## Exercise prompt
Identify the lines that include the word "үміткер", then copy all of them.

## Provided entries
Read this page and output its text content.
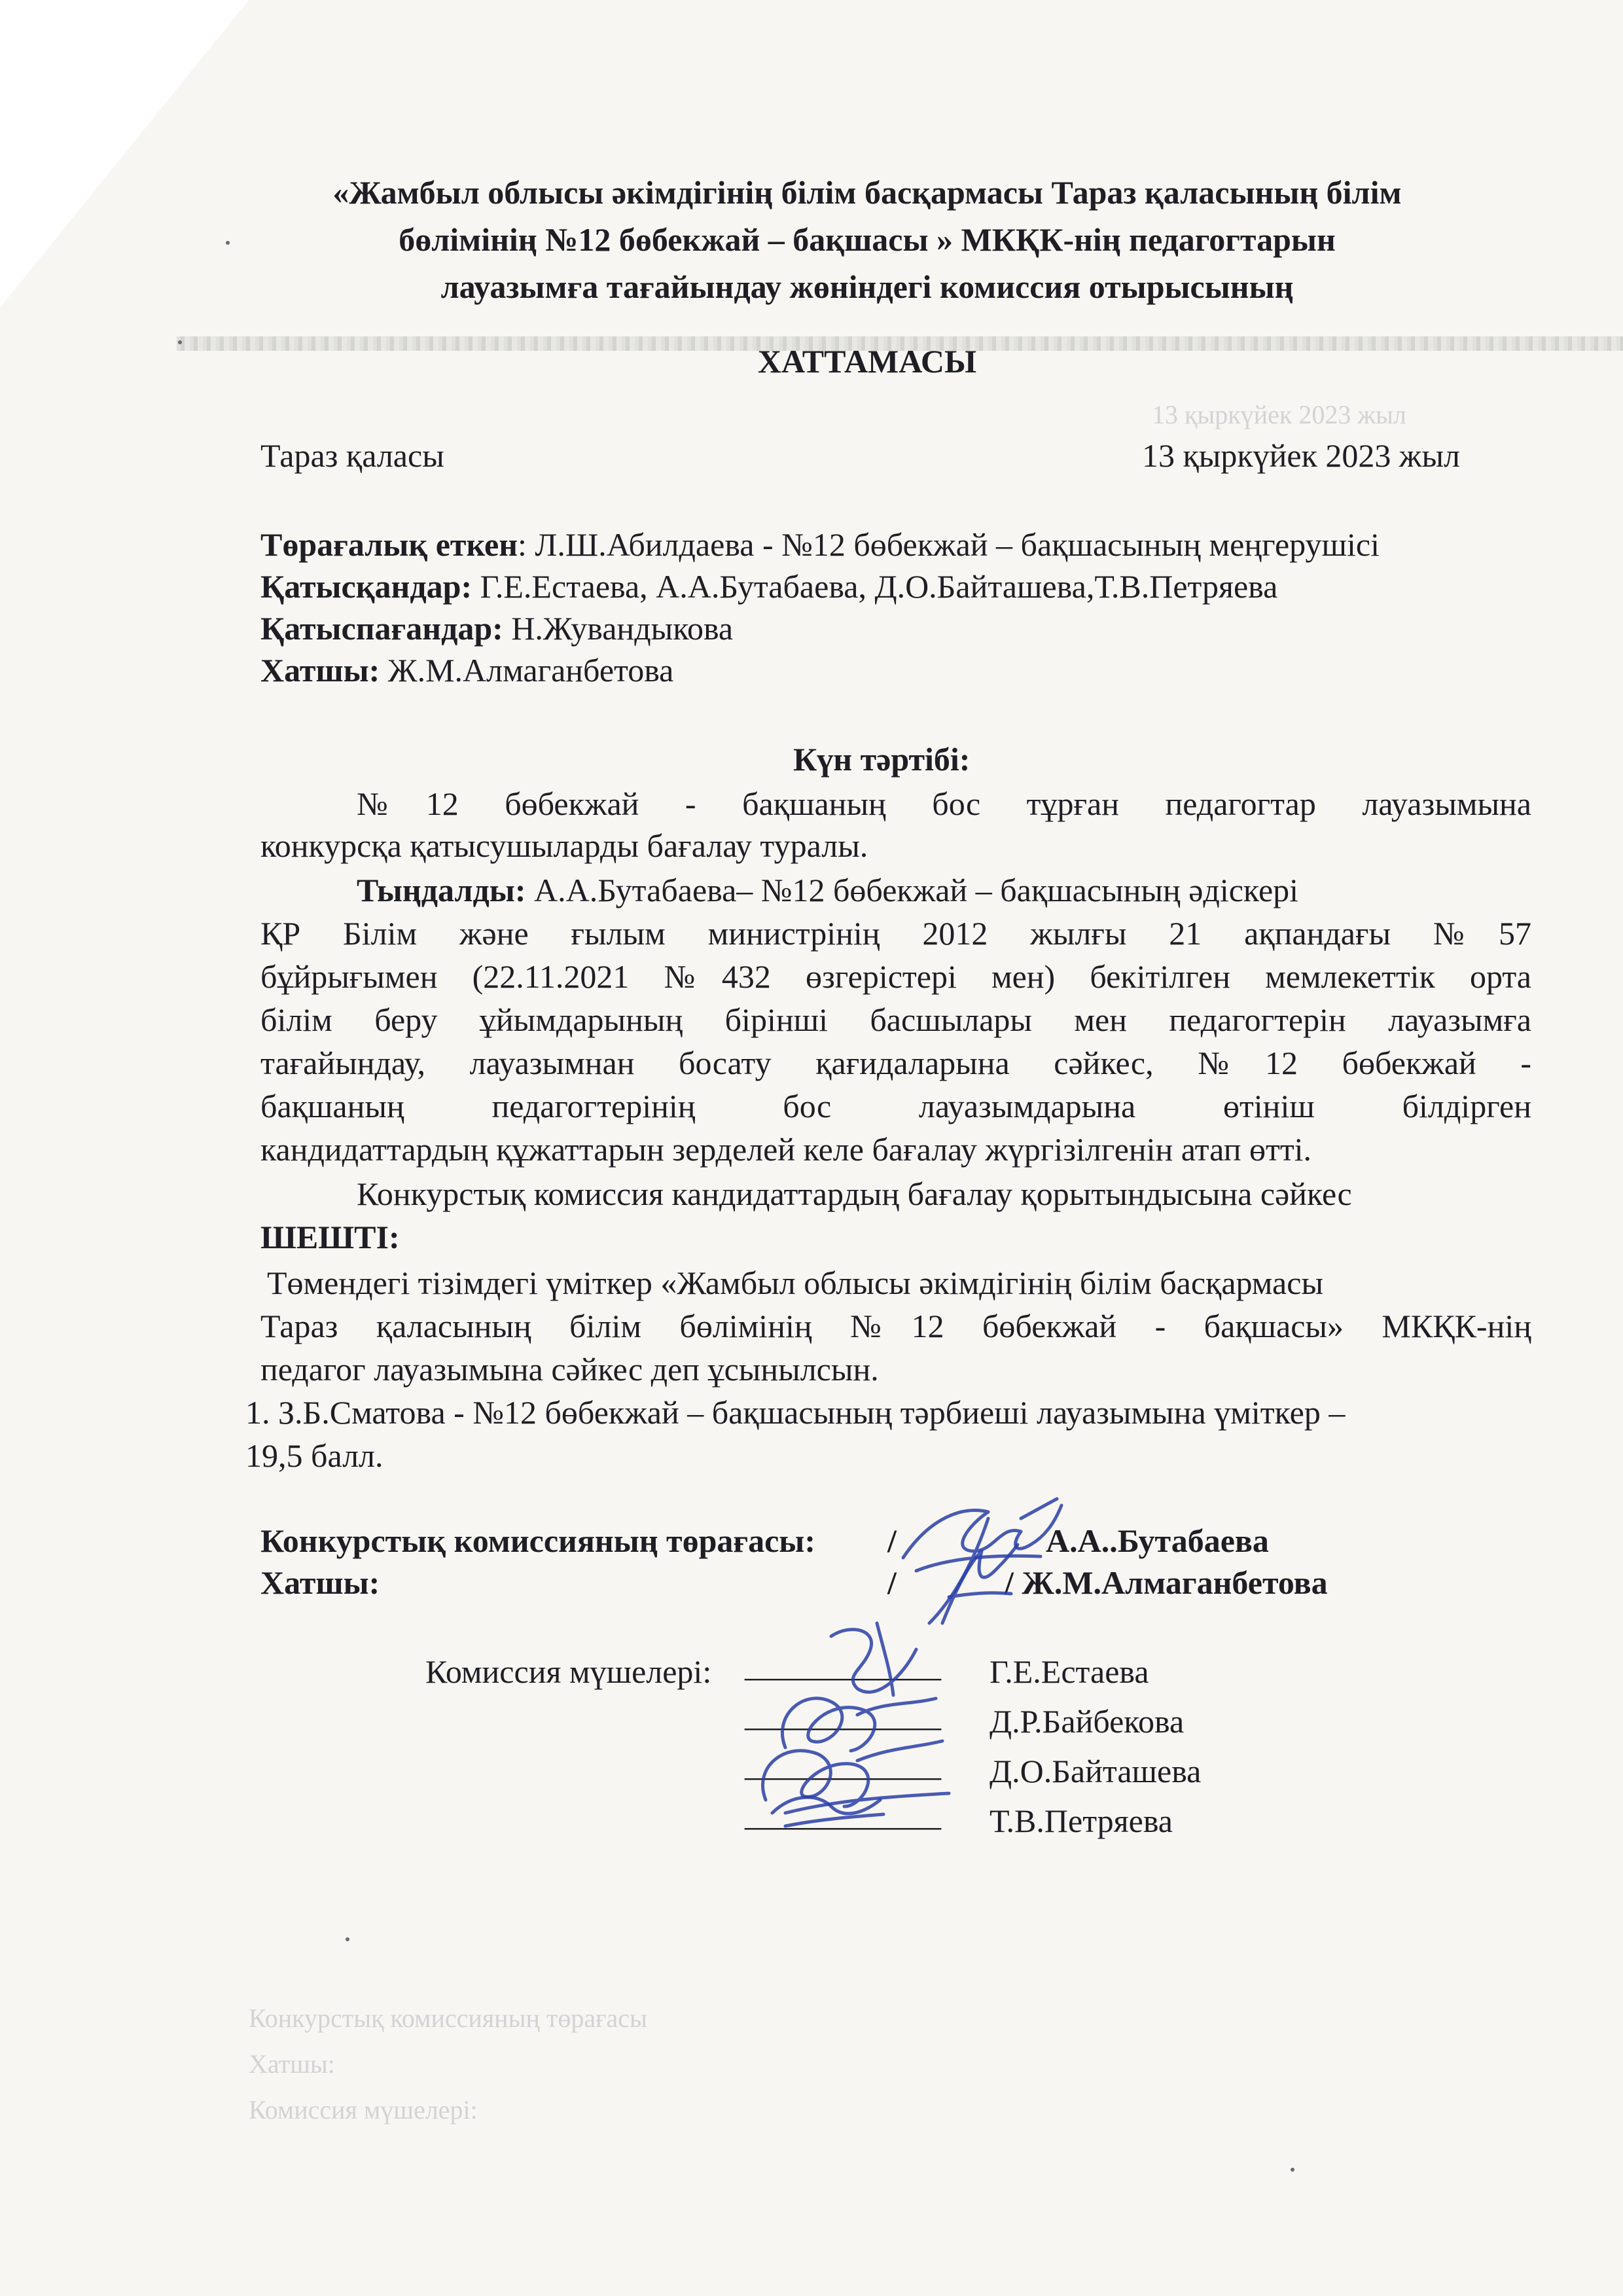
13 қыркүйек 2023 жыл
Конкурстық комиссияның төрағасы
Хатшы:
Комиссия мүшелері:
«Жамбыл облысы әкімдігінің білім басқармасы Тараз қаласының білім
бөлімінің №12 бөбекжай – бақшасы » МКҚК-нің педагогтарын
лауазымға тағайындау жөніндегі комиссия отырысының
ХАТТАМАСЫ
Тараз қаласы	13 қыркүйек 2023 жыл
Төрағалық еткен: Л.Ш.Абилдаева - №12 бөбекжай – бақшасының меңгерушісі
Қатысқандар: Г.Е.Естаева, А.А.Бутабаева, Д.О.Байташева,Т.В.Петряева
Қатыспағандар: Н.Жувандыкова
Хатшы: Ж.М.Алмаганбетова
Күн тәртібі:
№12 бөбекжай - бақшаның бос тұрған педагогтар лауазымына
конкурсқа қатысушыларды бағалау туралы.
Тыңдалды: А.А.Бутабаева– №12 бөбекжай – бақшасының әдіскері
ҚР Білім және ғылым министрінің 2012 жылғы 21 ақпандағы №57
бұйрығымен (22.11.2021 №432 өзгерістері мен) бекітілген мемлекеттік орта
білім беру ұйымдарының бірінші басшылары мен педагогтерін лауазымға
тағайындау, лауазымнан босату қағидаларына сәйкес, №12 бөбекжай -
бақшаның педагогтерінің бос лауазымдарына өтініш білдірген
кандидаттардың құжаттарын зерделей келе бағалау жүргізілгенін атап өтті.
Конкурстық комиссия кандидаттардың бағалау қорытындысына сәйкес
ШЕШТІ:
Төмендегі тізімдегі үміткер «Жамбыл облысы әкімдігінің білім басқармасы
Тараз қаласының білім бөлімінің №12 бөбекжай - бақшасы» МКҚК-нің
педагог лауазымына сәйкес деп ұсынылсын.
1. З.Б.Сматова - №12 бөбекжай – бақшасының тәрбиеші лауазымына үміткер –
19,5 балл.
Конкурстық комиссияның төрағасы: /	А.А..Бутабаева
Хатшы:	/	/ Ж.М.Алмаганбетова
Комиссия мүшелері: ____________ Г.Е.Естаева
____________ Д.Р.Байбекова
____________ Д.О.Байташева
____________ Т.В.Петряева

## Final answer
Төмендегі тізімдегі үміткер «Жамбыл облысы әкімдігінің білім басқармасы
1. З.Б.Сматова - №12 бөбекжай – бақшасының тәрбиеші лауазымына үміткер –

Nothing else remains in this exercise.